(Data excerpts)
[Begin]

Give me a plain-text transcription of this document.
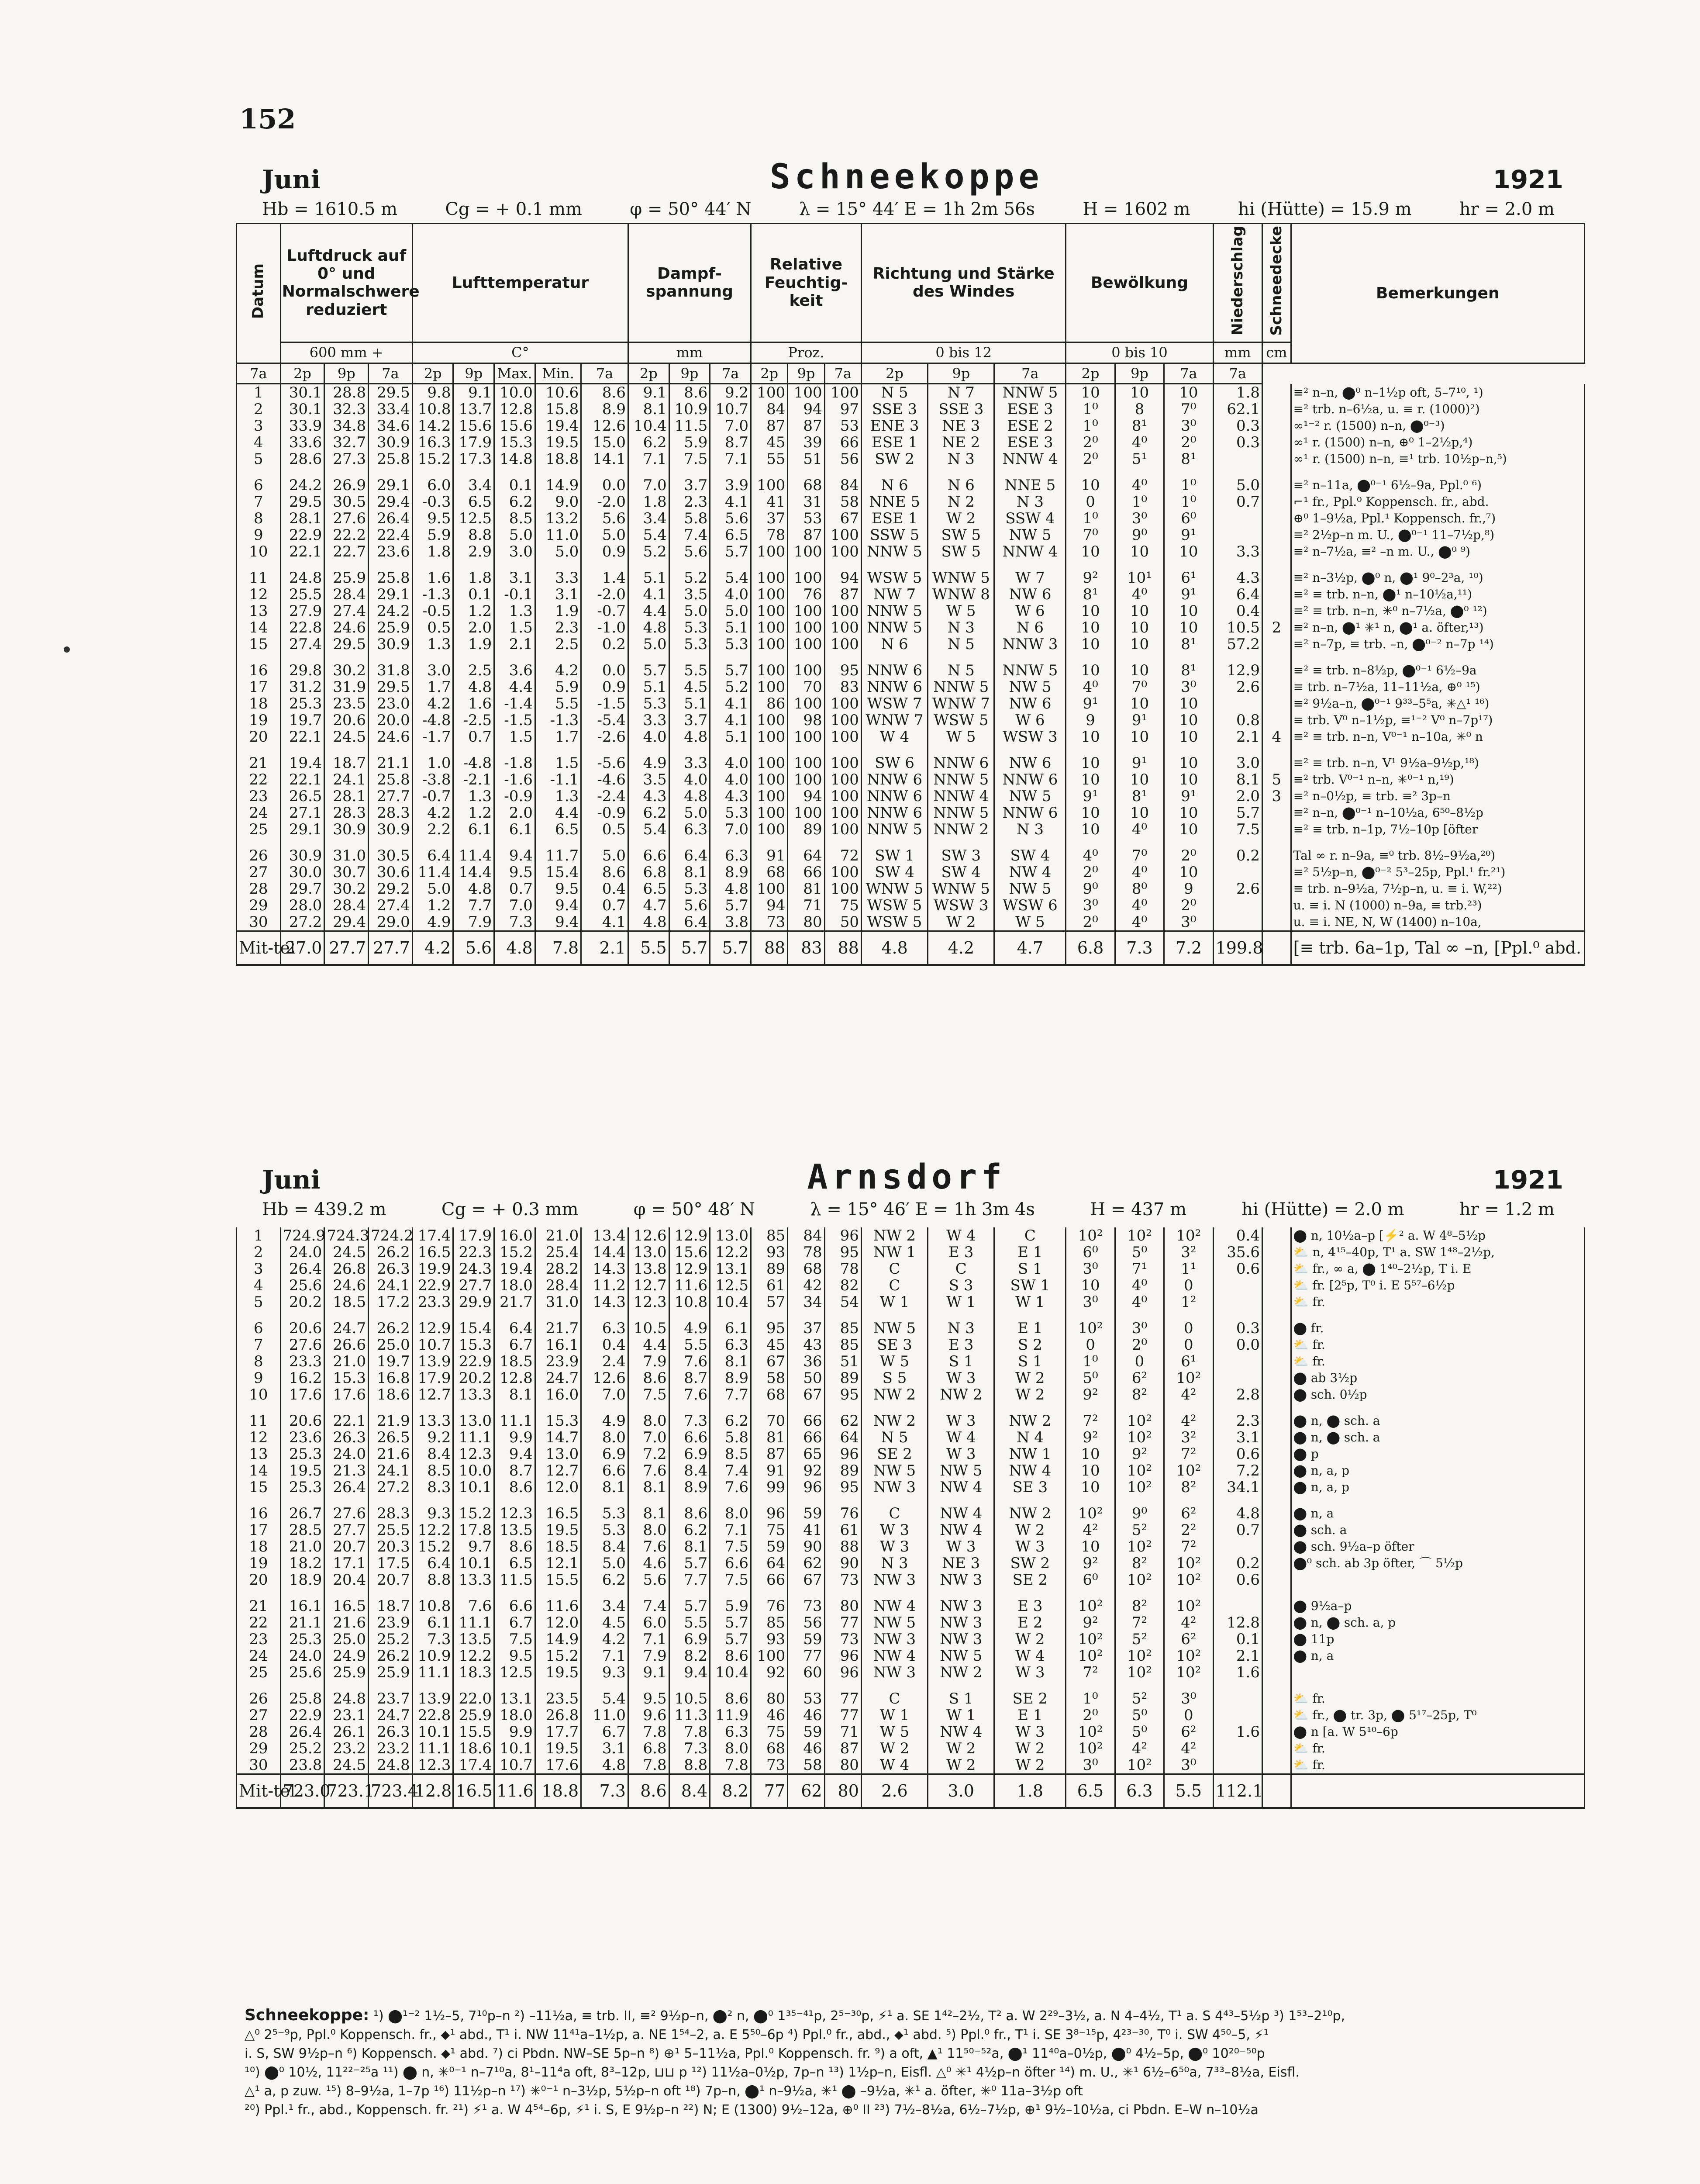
152
Juni	Schneekoppe	1921
Hb = 1610.5 m	Cg = + 0.1 mm	φ = 50° 44′ N	λ = 15° 44′ E = 1h 2m 56s	H = 1602 m	hi (Hütte) = 15.9 m	hr = 2.0 m
Datum	Luftdruck auf 0° und Normalschwere reduziert			Lufttemperatur					Dampfspannung			Relative Feuchtigkeit			Richtung und Stärke des Windes			Bewölkung			Niederschlag	Schneedecke	Bemerkungen
	600 mm +			C°					mm			Proz.			0 bis 12			0 bis 10			mm	cm	
7a	2p	9p	7a	2p	9p	Max.	Min.	7a	2p	9p	7a	2p	9p	7a	2p	9p	7a	2p	9p	7a	7a		
1	30.1	28.8	29.5	9.8	9.1	10.0	10.6	8.6	9.1	8.6	9.2	100	100	100	N 5	N 7	NNW 5	10	10	10	1.8		≡² n–n, ⬤⁰ n–1½p oft, 5–7¹⁰, ¹)
2	30.1	32.3	33.4	10.8	13.7	12.8	15.8	8.9	8.1	10.9	10.7	84	94	97	SSE 3	SSE 3	ESE 3	1⁰	8	7⁰	62.1		≡² trb. n–6½a, u. ≡ r. (1000)²)
3	33.9	34.8	34.6	14.2	15.6	15.6	19.4	12.6	10.4	11.5	7.0	87	87	53	ENE 3	NE 3	ESE 2	1⁰	8¹	3⁰	0.3		∞¹⁻² r. (1500) n–n, ⬤⁰⁻³)
4	33.6	32.7	30.9	16.3	17.9	15.3	19.5	15.0	6.2	5.9	8.7	45	39	66	ESE 1	NE 2	ESE 3	2⁰	4⁰	2⁰	0.3		∞¹ r. (1500) n–n, ⊕⁰ 1–2½p,⁴)
5	28.6	27.3	25.8	15.2	17.3	14.8	18.8	14.1	7.1	7.5	7.1	55	51	56	SW 2	N 3	NNW 4	2⁰	5¹	8¹			∞¹ r. (1500) n–n, ≡¹ trb. 10½p–n,⁵)

6	24.2	26.9	29.1	6.0	3.4	0.1	14.9	0.0	7.0	3.7	3.9	100	68	84	N 6	N 6	NNE 5	10	4⁰	1⁰	5.0		≡² n–11a, ⬤⁰⁻¹ 6½–9a, Ppl.⁰ ⁶)
7	29.5	30.5	29.4	-0.3	6.5	6.2	9.0	-2.0	1.8	2.3	4.1	41	31	58	NNE 5	N 2	N 3	0	1⁰	1⁰	0.7		⌐¹ fr., Ppl.⁰ Koppensch. fr., abd.
8	28.1	27.6	26.4	9.5	12.5	8.5	13.2	5.6	3.4	5.8	5.6	37	53	67	ESE 1	W 2	SSW 4	1⁰	3⁰	6⁰			⊕⁰ 1–9½a, Ppl.¹ Koppensch. fr.,⁷)
9	22.9	22.2	22.4	5.9	8.8	5.0	11.0	5.0	5.4	7.4	6.5	78	87	100	SSW 5	SW 5	NW 5	7⁰	9⁰	9¹			≡² 2½p–n m. U., ⬤⁰⁻¹ 11–7½p,⁸)
10	22.1	22.7	23.6	1.8	2.9	3.0	5.0	0.9	5.2	5.6	5.7	100	100	100	NNW 5	SW 5	NNW 4	10	10	10	3.3		≡² n–7½a, ≡² –n m. U., ⬤⁰ ⁹)

11	24.8	25.9	25.8	1.6	1.8	3.1	3.3	1.4	5.1	5.2	5.4	100	100	94	WSW 5	WNW 5	W 7	9²	10¹	6¹	4.3		≡² n–3½p, ⬤⁰ n, ⬤¹ 9⁰–2³a, ¹⁰)
12	25.5	28.4	29.1	-1.3	0.1	-0.1	3.1	-2.0	4.1	3.5	4.0	100	76	87	NW 7	WNW 8	NW 6	8¹	4⁰	9¹	6.4		≡² ≡ trb. n–n, ⬤¹ n–10½a,¹¹)
13	27.9	27.4	24.2	-0.5	1.2	1.3	1.9	-0.7	4.4	5.0	5.0	100	100	100	NNW 5	W 5	W 6	10	10	10	0.4		≡² ≡ trb. n–n, ✳⁰ n–7½a, ⬤⁰ ¹²)
14	22.8	24.6	25.9	0.5	2.0	1.5	2.3	-1.0	4.8	5.3	5.1	100	100	100	NNW 5	N 3	N 6	10	10	10	10.5	2	≡² n–n, ⬤¹ ✳¹ n, ⬤¹ a. öfter,¹³)
15	27.4	29.5	30.9	1.3	1.9	2.1	2.5	0.2	5.0	5.3	5.3	100	100	100	N 6	N 5	NNW 3	10	10	8¹	57.2		≡² n–7p, ≡ trb. –n, ⬤⁰⁻² n–7p ¹⁴)

16	29.8	30.2	31.8	3.0	2.5	3.6	4.2	0.0	5.7	5.5	5.7	100	100	95	NNW 6	N 5	NNW 5	10	10	8¹	12.9		≡² ≡ trb. n–8½p, ⬤⁰⁻¹ 6½–9a
17	31.2	31.9	29.5	1.7	4.8	4.4	5.9	0.9	5.1	4.5	5.2	100	70	83	NNW 6	NNW 5	NW 5	4⁰	7⁰	3⁰	2.6		≡ trb. n–7½a, 11–11½a, ⊕⁰ ¹⁵)
18	25.3	23.5	23.0	4.2	1.6	-1.4	5.5	-1.5	5.3	5.1	4.1	86	100	100	WSW 7	WNW 7	NW 6	9¹	10	10			≡² 9½a–n, ⬤⁰⁻¹ 9³³–5⁵a, ✳△¹ ¹⁶)
19	19.7	20.6	20.0	-4.8	-2.5	-1.5	-1.3	-5.4	3.3	3.7	4.1	100	98	100	WNW 7	WSW 5	W 6	9	9¹	10	0.8		≡ trb. V⁰ n–1½p, ≡¹⁻² V⁰ n–7p¹⁷)
20	22.1	24.5	24.6	-1.7	0.7	1.5	1.7	-2.6	4.0	4.8	5.1	100	100	100	W 4	W 5	WSW 3	10	10	10	2.1	4	≡² ≡ trb. n–n, V⁰⁻¹ n–10a, ✳⁰ n

21	19.4	18.7	21.1	1.0	-4.8	-1.8	1.5	-5.6	4.9	3.3	4.0	100	100	100	SW 6	NNW 6	NW 6	10	9¹	10	3.0		≡² ≡ trb. n–n, V¹ 9½a–9½p,¹⁸)
22	22.1	24.1	25.8	-3.8	-2.1	-1.6	-1.1	-4.6	3.5	4.0	4.0	100	100	100	NNW 6	NNW 5	NNW 6	10	10	10	8.1	5	≡² trb. V⁰⁻¹ n–n, ✳⁰⁻¹ n,¹⁹)
23	26.5	28.1	27.7	-0.7	1.3	-0.9	1.3	-2.4	4.3	4.8	4.3	100	94	100	NNW 6	NNW 4	NW 5	9¹	8¹	9¹	2.0	3	≡² n–0½p, ≡ trb. ≡² 3p–n
24	27.1	28.3	28.3	4.2	1.2	2.0	4.4	-0.9	6.2	5.0	5.3	100	100	100	NNW 6	NNW 5	NNW 6	10	10	10	5.7		≡² n–n, ⬤⁰⁻¹ n–10½a, 6⁵⁰–8½p
25	29.1	30.9	30.9	2.2	6.1	6.1	6.5	0.5	5.4	6.3	7.0	100	89	100	NNW 5	NNW 2	N 3	10	4⁰	10	7.5		≡² ≡ trb. n–1p, 7½–10p [öfter

26	30.9	31.0	30.5	6.4	11.4	9.4	11.7	5.0	6.6	6.4	6.3	91	64	72	SW 1	SW 3	SW 4	4⁰	7⁰	2⁰	0.2		Tal ∞ r. n–9a, ≡⁰ trb. 8½–9½a,²⁰)
27	30.0	30.7	30.6	11.4	14.4	9.5	15.4	8.6	6.8	8.1	8.9	68	66	100	SW 4	SW 4	NW 4	2⁰	4⁰	10			≡² 5½p–n, ⬤⁰⁻² 5³–25p, Ppl.¹ fr.²¹)
28	29.7	30.2	29.2	5.0	4.8	0.7	9.5	0.4	6.5	5.3	4.8	100	81	100	WNW 5	WNW 5	NW 5	9⁰	8⁰	9	2.6		≡ trb. n–9½a, 7½p–n, u. ≡ i. W,²²)
29	28.0	28.4	27.4	1.2	7.7	7.0	9.4	0.7	4.7	5.6	5.7	94	71	75	WSW 5	WSW 3	WSW 6	3⁰	4⁰	2⁰			u. ≡ i. N (1000) n–9a, ≡ trb.²³)
30	27.2	29.4	29.0	4.9	7.9	7.3	9.4	4.1	4.8	6.4	3.8	73	80	50	WSW 5	W 2	W 5	2⁰	4⁰	3⁰			u. ≡ i. NE, N, W (1400) n–10a,
Mit-tel	27.0	27.7	27.7	4.2	5.6	4.8	7.8	2.1	5.5	5.7	5.7	88	83	88	4.8	4.2	4.7	6.8	7.3	7.2	199.8		[≡ trb. 6a–1p, Tal ∞ –n, [Ppl.⁰ abd.
Juni	Arnsdorf	1921
Hb = 439.2 m	Cg = + 0.3 mm	φ = 50° 48′ N	λ = 15° 46′ E = 1h 3m 4s	H = 437 m	hi (Hütte) = 2.0 m	hr = 1.2 m
1	724.9	724.3	724.2	17.4	17.9	16.0	21.0	13.4	12.6	12.9	13.0	85	84	96	NW 2	W 4	C	10²	10²	10²	0.4		⬤ n, 10½a–p [⚡² a. W 4⁸–5½p
2	24.0	24.5	26.2	16.5	22.3	15.2	25.4	14.4	13.0	15.6	12.2	93	78	95	NW 1	E 3	E 1	6⁰	5⁰	3²	35.6		⛅ n, 4¹⁵–40p, T¹ a. SW 1⁴⁸–2½p,
3	26.4	26.8	26.3	19.9	24.3	19.4	28.2	14.3	13.8	12.9	13.1	89	68	78	C	C	S 1	3⁰	7¹	1¹	0.6		⛅ fr., ∞ a, ⬤ 1⁴⁰–2½p, T i. E
4	25.6	24.6	24.1	22.9	27.7	18.0	28.4	11.2	12.7	11.6	12.5	61	42	82	C	S 3	SW 1	10	4⁰	0			⛅ fr. [2⁵p, T⁰ i. E 5⁵⁷–6½p
5	20.2	18.5	17.2	23.3	29.9	21.7	31.0	14.3	12.3	10.8	10.4	57	34	54	W 1	W 1	W 1	3⁰	4⁰	1²			⛅ fr.

6	20.6	24.7	26.2	12.9	15.4	6.4	21.7	6.3	10.5	4.9	6.1	95	37	85	NW 5	N 3	E 1	10²	3⁰	0	0.3		⬤ fr.
7	27.6	26.6	25.0	10.7	15.3	6.7	16.1	0.4	4.4	5.5	6.3	45	43	85	SE 3	E 3	S 2	0	2⁰	0	0.0		⛅ fr.
8	23.3	21.0	19.7	13.9	22.9	18.5	23.9	2.4	7.9	7.6	8.1	67	36	51	W 5	S 1	S 1	1⁰	0	6¹			⛅ fr.
9	16.2	15.3	16.8	17.9	20.2	12.8	24.7	12.6	8.6	8.7	8.9	58	50	89	S 5	W 3	W 2	5⁰	6²	10²			⬤ ab 3½p
10	17.6	17.6	18.6	12.7	13.3	8.1	16.0	7.0	7.5	7.6	7.7	68	67	95	NW 2	NW 2	W 2	9²	8²	4²	2.8		⬤ sch. 0½p

11	20.6	22.1	21.9	13.3	13.0	11.1	15.3	4.9	8.0	7.3	6.2	70	66	62	NW 2	W 3	NW 2	7²	10²	4²	2.3		⬤ n, ⬤ sch. a
12	23.6	26.3	26.5	9.2	11.1	9.9	14.7	8.0	7.0	6.6	5.8	81	66	64	N 5	W 4	N 4	9²	10²	3²	3.1		⬤ n, ⬤ sch. a
13	25.3	24.0	21.6	8.4	12.3	9.4	13.0	6.9	7.2	6.9	8.5	87	65	96	SE 2	W 3	NW 1	10	9²	7²	0.6		⬤ p
14	19.5	21.3	24.1	8.5	10.0	8.7	12.7	6.6	7.6	8.4	7.4	91	92	89	NW 5	NW 5	NW 4	10	10²	10²	7.2		⬤ n, a, p
15	25.3	26.4	27.2	8.3	10.1	8.6	12.0	8.1	8.1	8.9	7.6	99	96	95	NW 3	NW 4	SE 3	10	10²	8²	34.1		⬤ n, a, p

16	26.7	27.6	28.3	9.3	15.2	12.3	16.5	5.3	8.1	8.6	8.0	96	59	76	C	NW 4	NW 2	10²	9⁰	6²	4.8		⬤ n, a
17	28.5	27.7	25.5	12.2	17.8	13.5	19.5	5.3	8.0	6.2	7.1	75	41	61	W 3	NW 4	W 2	4²	5²	2²	0.7		⬤ sch. a
18	21.0	20.7	20.3	15.2	9.7	8.6	18.5	8.4	7.6	8.1	7.5	59	90	88	W 3	W 3	W 3	10	10²	7²			⬤ sch. 9½a–p öfter
19	18.2	17.1	17.5	6.4	10.1	6.5	12.1	5.0	4.6	5.7	6.6	64	62	90	N 3	NE 3	SW 2	9²	8²	10²	0.2		⬤⁰ sch. ab 3p öfter, ⌒ 5½p
20	18.9	20.4	20.7	8.8	13.3	11.5	15.5	6.2	5.6	7.7	7.5	66	67	73	NW 3	NW 3	SE 2	6⁰	10²	10²	0.6		

21	16.1	16.5	18.7	10.8	7.6	6.6	11.6	3.4	7.4	5.7	5.9	76	73	80	NW 4	NW 3	E 3	10²	8²	10²			⬤ 9½a–p
22	21.1	21.6	23.9	6.1	11.1	6.7	12.0	4.5	6.0	5.5	5.7	85	56	77	NW 5	NW 3	E 2	9²	7²	4²	12.8		⬤ n, ⬤ sch. a, p
23	25.3	25.0	25.2	7.3	13.5	7.5	14.9	4.2	7.1	6.9	5.7	93	59	73	NW 3	NW 3	W 2	10²	5²	6²	0.1		⬤ 11p
24	24.0	24.9	26.2	10.9	12.2	9.5	15.2	7.1	7.9	8.2	8.6	100	77	96	NW 4	NW 5	W 4	10²	10²	10²	2.1		⬤ n, a
25	25.6	25.9	25.9	11.1	18.3	12.5	19.5	9.3	9.1	9.4	10.4	92	60	96	NW 3	NW 2	W 3	7²	10²	10²	1.6		

26	25.8	24.8	23.7	13.9	22.0	13.1	23.5	5.4	9.5	10.5	8.6	80	53	77	C	S 1	SE 2	1⁰	5²	3⁰			⛅ fr.
27	22.9	23.1	24.7	22.8	25.9	18.0	26.8	11.0	9.6	11.3	11.9	46	46	77	W 1	W 1	E 1	2⁰	5⁰	0			⛅ fr., ⬤ tr. 3p, ⬤ 5¹⁷–25p, T⁰
28	26.4	26.1	26.3	10.1	15.5	9.9	17.7	6.7	7.8	7.8	6.3	75	59	71	W 5	NW 4	W 3	10²	5⁰	6²	1.6		⬤ n [a. W 5¹⁰–6p
29	25.2	23.2	23.2	11.1	18.6	10.1	19.5	3.1	6.8	7.3	8.0	68	46	87	W 2	W 2	W 2	10²	4²	4²			⛅ fr.
30	23.8	24.5	24.8	12.3	17.4	10.7	17.6	4.8	7.8	8.8	7.8	73	58	80	W 4	W 2	W 2	3⁰	10²	3⁰			⛅ fr.
Mit-tel	723.0	723.1	723.4	12.8	16.5	11.6	18.8	7.3	8.6	8.4	8.2	77	62	80	2.6	3.0	1.8	6.5	6.3	5.5	112.1		
Schneekoppe: ¹) ⬤¹⁻² 1½–5, 7¹⁰p–n ²) –11½a, ≡ trb. II, ≡² 9½p–n, ⬤² n, ⬤⁰ 1³⁵⁻⁴¹p, 2⁵⁻³⁰p, ⚡¹ a. SE 1⁴²–2½, T² a. W 2²⁹–3½, a. N 4–4½, T¹ a. S 4⁴³–5½p ³) 1⁵³–2¹⁰p,
△⁰ 2⁵⁻⁹p, Ppl.⁰ Koppensch. fr., ⬥¹ abd., T¹ i. NW 11⁴¹a–1½p, a. NE 1⁵⁴–2, a. E 5⁵⁰–6p ⁴) Ppl.⁰ fr., abd., ⬥¹ abd. ⁵) Ppl.⁰ fr., T¹ i. SE 3⁸⁻¹⁵p, 4²³⁻³⁰, T⁰ i. SW 4⁵⁰–5, ⚡¹
i. S, SW 9½p–n ⁶) Koppensch. ⬥¹ abd. ⁷) ci Pbdn. NW–SE 5p–n ⁸) ⊕¹ 5–11½a, Ppl.⁰ Koppensch. fr. ⁹) a oft, ▲¹ 11⁵⁰⁻⁵²a, ⬤¹ 11⁴⁰a–0½p, ⬤⁰ 4½–5p, ⬤⁰ 10²⁰⁻⁵⁰p
¹⁰) ⬤⁰ 10½, 11²²⁻²⁵a ¹¹) ⬤ n, ✳⁰⁻¹ n–7¹⁰a, 8¹–11⁴a oft, 8³–12p, ⊔⊔ p ¹²) 11½a–0½p, 7p–n ¹³) 1½p–n, Eisfl. △⁰ ✳¹ 4½p–n öfter ¹⁴) m. U., ✳¹ 6½–6⁵⁰a, 7³³–8½a, Eisfl.
△¹ a, p zuw. ¹⁵) 8–9½a, 1–7p ¹⁶) 11½p–n ¹⁷) ✳⁰⁻¹ n–3½p, 5½p–n oft ¹⁸) 7p–n, ⬤¹ n–9½a, ✳¹ ⬤ –9½a, ✳¹ a. öfter, ✳⁰ 11a–3½p oft
²⁰) Ppl.¹ fr., abd., Koppensch. fr. ²¹) ⚡¹ a. W 4⁵⁴–6p, ⚡¹ i. S, E 9½p–n ²²) N; E (1300) 9½–12a, ⊕⁰ II ²³) 7½–8½a, 6½–7½p, ⊕¹ 9½–10½a, ci Pbdn. E–W n–10½a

[End]

◆ Required work ◆
Find the lines holding "Juni" and list every one.

◆ Answer to the problem ◆
Juni	Schneekoppe	1921
Juni	Arnsdorf	1921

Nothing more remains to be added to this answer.